** BEGIN EXCERPTED PASSAGE **
The original paper had argued for a significant association between voter turnout and inocome inequality based on a quantitative analysis of eighteen countries. When this relationship was graphed as a scatterplot, however, it immediately became clear that the quantitative association depended entirely on the includsion of South Africa in the sample.
For a perhaps more fun toy example, check out the “Datasaurus” package. Like “Anscombe’s Quartet,” all of the underlying data in the following plots have the same means, standard deviations, and x-y correlations.
ggplot(datasaurus_dozen, aes(x=x, y=y, colour=dataset))+
geom_point()+
facet_wrap(~dataset, ncol=3) +
ggtitle("DatasauRus Visualization") +
theme_minimal() +
theme(panel.border = element_rect(color = "black", fill = NA, size = 1),
strip.text.x = element_text(face = "bold.italic"),
plot.title = element_text(hjust = 0.5),
legend.position = "none")
Before we can start plotting, we need to have some data. For this exercise, we are going to use data from the National Youth Survey (NYS). Specifically, we’ll use data from Mark Warr’s (1993) now classic study in Criminology titled: “Age, Peers, and Delinquency” ( Warr, 1993).
I recommend doing a quick AIC reading of Warr’s study. To get you started, here is the abstract:
Hirschi and Gottfredson (1983; Gottfredson and Hirschi, 1990) have argued that the age distribution of crime cannot be explained by any known variables, and they point specifically to the failure of sociological theories to explain this phenomenon. This paper examines a quintessentially sociological theory of crime-differential association-and evaluates its ability to explain the age distribution of crime. Analysis of data from the National Youth Survey on persons aged ll-21 reveals that peer relations (exposure to delinquent peers, time spent with peers, loyalty to peers) change dramatically over this age span, following much the same pattern as crime itself. When measures of peer influence are controlled, the effects of age on self-reported delinquency are largely rendered insignificant. Additional analyses show that delinquent friends tend to be ’’sticky” friends (once acquired, they are not quickly lost) and that Sutherland’s arguments concerning the duration and priority of delinquent associations are only partially correct.
The paper is fundamentally about investigating the age-crime relationship and specifically examining whether delinquent peer influence explains the age-distribution of crime. To investigate this, Warr (1993) uses the first five waves of the National Youth Survey (NYS). Here is the first section of the “Data and Methods” section where he outlines the specific data he is analyzing (p. 19):
The data for this study come from the National Youth Survey (NYS). The NYS is a longitudinal study of a national probability sample of 1,726 persons aged 11-17 in 1976 (see Elliott et al., 1985). The sample was obtained through a multistage, cluster sampling of households in the continental United States in 1976. Five consecutive annual waves of the survey were conducted from 1976 through 1980, and these five are used in this analysis.
** END EXCERPTED PASSAGE **
__REQUIRED WORK__
[a] In the excerpted passage, how many persons made up the National Youth Survey's national probability sample?
[b] Do these statements agree with the excerpted passage? (i) Warr's study draws on the first five waves of the National Youth Survey. (ii) The survey's sample came from a cluster sampling of households in the continental United States in 1980. (iii) The data behind the Datasaurus plots differ in their means. Answer yes or no for each and quote the words of the passage that decide it.
** BEGIN DATASET EXTRACT **
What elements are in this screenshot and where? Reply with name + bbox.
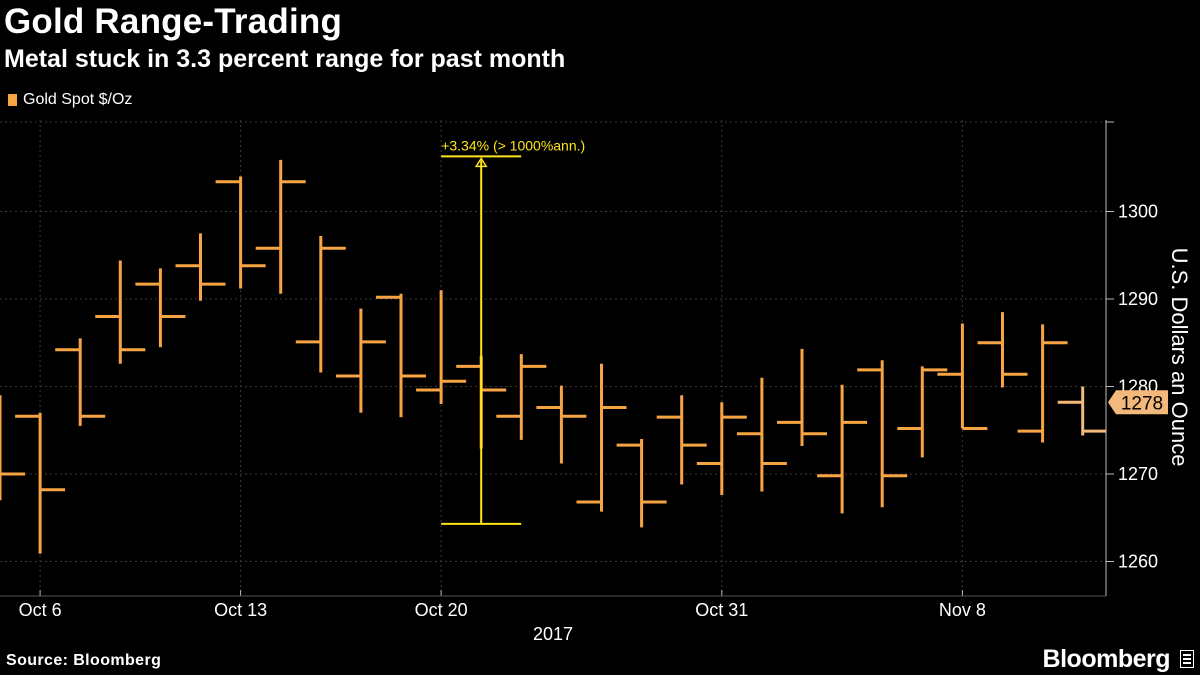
** END DATASET EXTRACT **
__ANSWERS TO THE EXERCISE__
[a] 1,726 persons, aged 11-17 in 1976.

[b]
(i) Yes: "uses the first five waves of the National Youth Survey (NYS)."
(ii) No: "cluster sampling of households in the continental United States in 1976."
(iii) No: "have the same means, standard deviations, and x-y correlations."